_AIM_:
Here are some records; copy every line that holds the word "Pravin".
········
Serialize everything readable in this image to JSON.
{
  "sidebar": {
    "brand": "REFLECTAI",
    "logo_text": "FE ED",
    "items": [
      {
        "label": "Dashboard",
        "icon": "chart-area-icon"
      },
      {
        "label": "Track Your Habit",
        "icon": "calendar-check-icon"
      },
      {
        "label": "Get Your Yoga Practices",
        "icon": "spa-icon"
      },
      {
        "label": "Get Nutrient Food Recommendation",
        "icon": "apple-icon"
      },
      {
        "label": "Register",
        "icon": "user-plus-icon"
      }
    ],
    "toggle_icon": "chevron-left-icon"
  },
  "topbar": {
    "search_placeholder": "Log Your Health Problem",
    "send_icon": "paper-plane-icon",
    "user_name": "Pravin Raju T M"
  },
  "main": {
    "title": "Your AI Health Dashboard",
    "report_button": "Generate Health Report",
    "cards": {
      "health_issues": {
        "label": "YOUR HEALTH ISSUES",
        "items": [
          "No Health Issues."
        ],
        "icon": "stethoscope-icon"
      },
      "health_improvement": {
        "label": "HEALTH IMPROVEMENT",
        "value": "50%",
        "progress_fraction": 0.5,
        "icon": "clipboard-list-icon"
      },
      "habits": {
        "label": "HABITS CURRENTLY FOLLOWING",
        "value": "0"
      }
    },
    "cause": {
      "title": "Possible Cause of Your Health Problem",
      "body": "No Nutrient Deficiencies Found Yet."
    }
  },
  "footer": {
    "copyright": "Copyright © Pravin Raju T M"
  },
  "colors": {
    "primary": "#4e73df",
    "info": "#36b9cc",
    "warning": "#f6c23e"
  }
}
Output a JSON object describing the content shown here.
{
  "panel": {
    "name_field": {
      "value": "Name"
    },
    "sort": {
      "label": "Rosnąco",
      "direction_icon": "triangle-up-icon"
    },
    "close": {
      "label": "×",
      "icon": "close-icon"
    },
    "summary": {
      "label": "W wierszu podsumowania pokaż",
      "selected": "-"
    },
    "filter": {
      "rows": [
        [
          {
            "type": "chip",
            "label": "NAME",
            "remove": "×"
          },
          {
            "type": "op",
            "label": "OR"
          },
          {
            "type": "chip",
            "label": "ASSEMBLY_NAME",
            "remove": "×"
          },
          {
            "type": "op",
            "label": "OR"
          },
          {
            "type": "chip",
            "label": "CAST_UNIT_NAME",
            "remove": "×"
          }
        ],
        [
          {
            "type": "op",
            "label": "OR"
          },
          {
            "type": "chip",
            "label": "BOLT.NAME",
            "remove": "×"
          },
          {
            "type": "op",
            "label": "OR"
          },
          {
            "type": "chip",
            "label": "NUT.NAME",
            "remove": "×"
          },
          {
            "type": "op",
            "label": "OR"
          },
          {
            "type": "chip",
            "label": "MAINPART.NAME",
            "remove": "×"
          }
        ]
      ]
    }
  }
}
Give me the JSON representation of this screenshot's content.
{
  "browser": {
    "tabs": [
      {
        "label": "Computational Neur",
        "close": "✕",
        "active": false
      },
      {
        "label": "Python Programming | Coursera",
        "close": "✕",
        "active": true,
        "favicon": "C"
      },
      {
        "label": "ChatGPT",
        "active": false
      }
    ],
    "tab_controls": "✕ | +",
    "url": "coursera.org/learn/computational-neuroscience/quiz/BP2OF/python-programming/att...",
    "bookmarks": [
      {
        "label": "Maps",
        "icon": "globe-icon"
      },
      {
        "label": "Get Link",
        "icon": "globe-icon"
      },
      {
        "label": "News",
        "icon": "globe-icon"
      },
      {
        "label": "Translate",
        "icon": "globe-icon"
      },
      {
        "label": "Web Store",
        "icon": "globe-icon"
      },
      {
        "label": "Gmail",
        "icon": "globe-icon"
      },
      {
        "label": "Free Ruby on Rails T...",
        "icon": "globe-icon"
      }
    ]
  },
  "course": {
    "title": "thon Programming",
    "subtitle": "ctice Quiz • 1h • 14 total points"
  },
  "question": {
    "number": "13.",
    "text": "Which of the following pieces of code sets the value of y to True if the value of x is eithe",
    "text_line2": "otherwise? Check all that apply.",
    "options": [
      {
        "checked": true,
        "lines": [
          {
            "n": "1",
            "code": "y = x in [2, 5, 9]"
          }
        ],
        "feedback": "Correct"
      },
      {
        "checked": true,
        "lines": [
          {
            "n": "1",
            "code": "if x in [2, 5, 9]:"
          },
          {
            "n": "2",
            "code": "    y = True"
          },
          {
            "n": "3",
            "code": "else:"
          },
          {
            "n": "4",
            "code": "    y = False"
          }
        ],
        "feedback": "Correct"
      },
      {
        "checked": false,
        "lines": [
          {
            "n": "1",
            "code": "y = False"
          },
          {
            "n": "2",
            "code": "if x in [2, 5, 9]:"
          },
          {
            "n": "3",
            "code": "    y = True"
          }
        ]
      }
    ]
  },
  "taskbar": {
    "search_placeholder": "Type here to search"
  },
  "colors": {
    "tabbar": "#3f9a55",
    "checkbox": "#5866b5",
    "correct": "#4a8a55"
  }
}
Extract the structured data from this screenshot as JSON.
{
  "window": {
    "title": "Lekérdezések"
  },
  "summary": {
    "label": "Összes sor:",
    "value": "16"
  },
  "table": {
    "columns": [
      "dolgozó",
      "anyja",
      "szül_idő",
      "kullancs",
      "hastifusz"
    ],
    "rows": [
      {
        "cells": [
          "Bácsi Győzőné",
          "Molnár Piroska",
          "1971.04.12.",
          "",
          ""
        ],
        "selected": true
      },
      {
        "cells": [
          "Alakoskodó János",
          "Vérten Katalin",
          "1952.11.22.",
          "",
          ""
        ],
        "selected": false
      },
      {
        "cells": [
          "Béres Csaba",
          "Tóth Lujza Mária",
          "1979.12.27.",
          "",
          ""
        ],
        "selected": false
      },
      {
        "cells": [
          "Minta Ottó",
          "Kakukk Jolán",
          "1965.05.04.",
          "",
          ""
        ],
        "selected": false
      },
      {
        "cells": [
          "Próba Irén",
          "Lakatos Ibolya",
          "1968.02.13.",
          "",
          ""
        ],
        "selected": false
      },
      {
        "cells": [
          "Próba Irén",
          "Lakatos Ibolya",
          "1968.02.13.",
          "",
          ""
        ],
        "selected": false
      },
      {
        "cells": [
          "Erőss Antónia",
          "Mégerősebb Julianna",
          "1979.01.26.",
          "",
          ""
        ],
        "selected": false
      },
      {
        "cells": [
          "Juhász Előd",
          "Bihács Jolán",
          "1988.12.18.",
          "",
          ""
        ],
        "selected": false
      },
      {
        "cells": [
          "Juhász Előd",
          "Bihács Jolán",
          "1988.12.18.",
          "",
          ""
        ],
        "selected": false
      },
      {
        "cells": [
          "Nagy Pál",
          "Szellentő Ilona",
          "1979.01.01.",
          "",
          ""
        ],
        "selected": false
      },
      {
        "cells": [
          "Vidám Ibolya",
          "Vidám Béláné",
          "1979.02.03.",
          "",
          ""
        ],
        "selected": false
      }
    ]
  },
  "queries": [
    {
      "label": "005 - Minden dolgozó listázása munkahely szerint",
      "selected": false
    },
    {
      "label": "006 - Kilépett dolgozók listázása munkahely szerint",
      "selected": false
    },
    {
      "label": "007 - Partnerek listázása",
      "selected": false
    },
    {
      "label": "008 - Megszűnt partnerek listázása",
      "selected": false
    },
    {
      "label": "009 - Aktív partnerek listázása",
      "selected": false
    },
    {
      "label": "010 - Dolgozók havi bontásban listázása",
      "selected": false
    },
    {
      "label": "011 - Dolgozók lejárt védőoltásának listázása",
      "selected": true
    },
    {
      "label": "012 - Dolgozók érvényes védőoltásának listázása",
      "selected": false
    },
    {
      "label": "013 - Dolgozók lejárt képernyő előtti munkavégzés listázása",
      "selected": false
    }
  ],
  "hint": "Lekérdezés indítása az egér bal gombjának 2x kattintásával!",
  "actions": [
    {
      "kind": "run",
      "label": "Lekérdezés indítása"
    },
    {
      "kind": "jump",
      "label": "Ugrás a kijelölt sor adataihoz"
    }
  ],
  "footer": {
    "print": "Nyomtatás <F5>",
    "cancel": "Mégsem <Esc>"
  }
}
········
_ANSWER TO THIS EXERCISE_:
    "user_name": "Pravin Raju T M"
    "copyright": "Copyright © Pravin Raju T M"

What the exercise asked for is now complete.